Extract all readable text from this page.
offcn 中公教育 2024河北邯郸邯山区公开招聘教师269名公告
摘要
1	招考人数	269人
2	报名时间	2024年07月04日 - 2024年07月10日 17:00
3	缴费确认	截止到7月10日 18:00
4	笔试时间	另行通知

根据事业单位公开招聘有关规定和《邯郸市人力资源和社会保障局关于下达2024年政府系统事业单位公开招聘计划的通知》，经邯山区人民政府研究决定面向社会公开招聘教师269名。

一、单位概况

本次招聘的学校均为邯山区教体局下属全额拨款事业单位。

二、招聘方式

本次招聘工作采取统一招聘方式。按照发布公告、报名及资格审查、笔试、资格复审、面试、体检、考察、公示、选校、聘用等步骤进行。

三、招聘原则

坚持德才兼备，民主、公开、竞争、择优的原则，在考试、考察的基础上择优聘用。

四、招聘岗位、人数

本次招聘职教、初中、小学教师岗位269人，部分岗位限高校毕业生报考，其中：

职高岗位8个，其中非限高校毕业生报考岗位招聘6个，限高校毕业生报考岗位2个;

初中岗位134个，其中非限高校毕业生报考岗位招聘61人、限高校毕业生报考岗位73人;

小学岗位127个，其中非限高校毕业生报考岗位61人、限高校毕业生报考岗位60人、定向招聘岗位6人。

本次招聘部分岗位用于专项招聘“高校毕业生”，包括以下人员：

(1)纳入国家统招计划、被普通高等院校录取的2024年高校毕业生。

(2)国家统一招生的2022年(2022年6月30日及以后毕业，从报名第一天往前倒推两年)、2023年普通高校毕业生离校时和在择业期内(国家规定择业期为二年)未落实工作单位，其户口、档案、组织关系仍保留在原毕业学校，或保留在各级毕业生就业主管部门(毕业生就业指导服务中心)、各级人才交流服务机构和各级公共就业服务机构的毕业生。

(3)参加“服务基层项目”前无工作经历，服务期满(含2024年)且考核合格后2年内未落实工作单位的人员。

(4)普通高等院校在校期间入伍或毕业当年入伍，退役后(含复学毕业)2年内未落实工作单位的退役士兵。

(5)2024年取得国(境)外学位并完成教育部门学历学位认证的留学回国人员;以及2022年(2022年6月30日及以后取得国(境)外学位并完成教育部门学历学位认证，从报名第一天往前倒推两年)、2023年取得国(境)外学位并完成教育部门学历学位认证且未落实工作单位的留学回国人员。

★ ★ ★ ★ ★

▸ **WHAT IS NEEDED**
Tally the lines of the data that contain the string "从报名第一天往前倒推两年" and report the total alone.

▸ **EXERCISE SOLUTION**
2